* **演習課題**
在日ベトナム人労働者に関する本文から、「外国人労働者を取り巻く現状はいかに〜在日ベトナム人労働者の実情(2)〜」から「帰国の途に着くこととなった。」までを、両端の語句も含めて一字一句違えずに転記すること。

* **抜粋本文**
____________________

外国人労働者を取り巻く現状はいかに〜在日ベトナム人労働者の実情(2)〜

 出入国在留管理庁(入管庁)は、2月7日に新たな在留資格である「特定技能」を取得して在留する外国人数を発表した。昨年12月末時点での人数が1,621人で、9月末の219人から7.4倍ほどの伸びを見せている。国・地域別ではベトナムが901人でトップとなり、インドネシア189人、フィリピン111人と続く。特定技能の資格を得るには、約3年の技能実習を終了するか、業種別の試験に合格する必要があるが、現状では約3年の技能実習を経て特定技能に移行する者がその大半を占めている。 
 今後も技能実習を経て特定技能で働く在留外国人が増加していくものと考えられるが、まだまだ受け皿となる日本企業はこのような外国人を「安い労働力」として捉える傾向が強い。在留外国人を取り巻く過酷な労働環境について、在日ベトナム人の支援に携わる浄土宗日新窟の吉水慈豊寺務長に話を聞いた。 
 
<脳梗塞を患った元技能実習生のケース> 
 ベトナム人技能実習生のグエンさんは、建設現場で働いていた。1日14時間近く働いているにも関わらず、月給は6万円代であり、当初聞いていた月給14万円からはほど遠い。来日の際に100万円以上の借金を抱えていたこともあり、「このままでは借金を返すことができない」とたまらず3か月ほどで失踪することとなった。脳梗塞で倒れることとなったのは、その失踪中のことである。失踪中は医療保険を使用することができないため、治療費は900万円近くにも及び、寄付などで50万円ほどの金額は賄ったものの、残額は支払うことができなかった。最終的にグエンさんは、借金を残したままベトナムへ帰国の途に着くこととなった。

____________________

* **検討対象データ**
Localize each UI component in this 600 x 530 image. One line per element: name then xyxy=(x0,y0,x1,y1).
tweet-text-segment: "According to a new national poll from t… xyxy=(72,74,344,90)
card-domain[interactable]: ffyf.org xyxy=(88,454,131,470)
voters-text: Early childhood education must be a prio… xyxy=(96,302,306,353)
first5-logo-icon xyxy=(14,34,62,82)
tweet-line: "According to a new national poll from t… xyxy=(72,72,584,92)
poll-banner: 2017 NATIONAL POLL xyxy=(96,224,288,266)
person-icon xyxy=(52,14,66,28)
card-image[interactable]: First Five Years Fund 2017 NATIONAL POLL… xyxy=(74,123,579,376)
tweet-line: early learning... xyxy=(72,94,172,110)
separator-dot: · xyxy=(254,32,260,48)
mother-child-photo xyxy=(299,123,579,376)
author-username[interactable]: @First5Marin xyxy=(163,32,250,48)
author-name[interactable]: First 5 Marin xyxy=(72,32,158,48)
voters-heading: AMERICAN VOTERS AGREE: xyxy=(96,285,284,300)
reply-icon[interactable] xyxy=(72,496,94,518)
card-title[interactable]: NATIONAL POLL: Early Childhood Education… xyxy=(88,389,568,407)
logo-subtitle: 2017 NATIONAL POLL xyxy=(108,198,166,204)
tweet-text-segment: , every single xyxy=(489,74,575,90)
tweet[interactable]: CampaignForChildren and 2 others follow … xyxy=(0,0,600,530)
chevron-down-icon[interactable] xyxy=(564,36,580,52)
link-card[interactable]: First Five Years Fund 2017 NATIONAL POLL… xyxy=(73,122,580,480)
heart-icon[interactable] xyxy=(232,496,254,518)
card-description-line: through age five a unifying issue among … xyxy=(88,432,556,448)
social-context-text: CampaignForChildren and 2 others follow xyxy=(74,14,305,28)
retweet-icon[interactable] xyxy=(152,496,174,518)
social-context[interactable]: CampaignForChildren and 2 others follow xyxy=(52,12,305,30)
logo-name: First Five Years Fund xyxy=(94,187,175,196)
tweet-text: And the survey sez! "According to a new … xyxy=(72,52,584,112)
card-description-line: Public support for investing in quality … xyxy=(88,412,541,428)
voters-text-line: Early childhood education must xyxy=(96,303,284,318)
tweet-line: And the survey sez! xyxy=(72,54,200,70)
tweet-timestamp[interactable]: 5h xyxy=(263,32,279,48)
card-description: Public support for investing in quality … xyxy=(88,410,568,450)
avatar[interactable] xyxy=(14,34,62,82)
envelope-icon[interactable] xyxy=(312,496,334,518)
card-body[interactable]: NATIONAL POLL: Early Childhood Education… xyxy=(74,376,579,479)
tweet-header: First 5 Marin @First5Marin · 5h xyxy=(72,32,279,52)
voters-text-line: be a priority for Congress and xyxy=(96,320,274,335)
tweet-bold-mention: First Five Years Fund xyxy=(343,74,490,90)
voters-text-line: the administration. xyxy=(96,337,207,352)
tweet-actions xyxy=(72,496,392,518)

____________________

* **本課題の解答**
外国人労働者を取り巻く現状はいかに〜在日ベトナム人労働者の実情(2)〜

 出入国在留管理庁(入管庁)は、2月7日に新たな在留資格である「特定技能」を取得して在留する外国人数を発表した。昨年12月末時点での人数が1,621人で、9月末の219人から7.4倍ほどの伸びを見せている。国・地域別ではベトナムが901人でトップとなり、インドネシア189人、フィリピン111人と続く。特定技能の資格を得るには、約3年の技能実習を終了するか、業種別の試験に合格する必要があるが、現状では約3年の技能実習を経て特定技能に移行する者がその大半を占めている。 
 今後も技能実習を経て特定技能で働く在留外国人が増加していくものと考えられるが、まだまだ受け皿となる日本企業はこのような外国人を「安い労働力」として捉える傾向が強い。在留外国人を取り巻く過酷な労働環境について、在日ベトナム人の支援に携わる浄土宗日新窟の吉水慈豊寺務長に話を聞いた。 
 
<脳梗塞を患った元技能実習生のケース> 
 ベトナム人技能実習生のグエンさんは、建設現場で働いていた。1日14時間近く働いているにも関わらず、月給は6万円代であり、当初聞いていた月給14万円からはほど遠い。来日の際に100万円以上の借金を抱えていたこともあり、「このままでは借金を返すことができない」とたまらず3か月ほどで失踪することとなった。脳梗塞で倒れることとなったのは、その失踪中のことである。失踪中は医療保険を使用することができないため、治療費は900万円近くにも及び、寄付などで50万円ほどの金額は賄ったものの、残額は支払うことができなかった。最終的にグエンさんは、借金を残したままベトナムへ帰国の途に着くこととなった。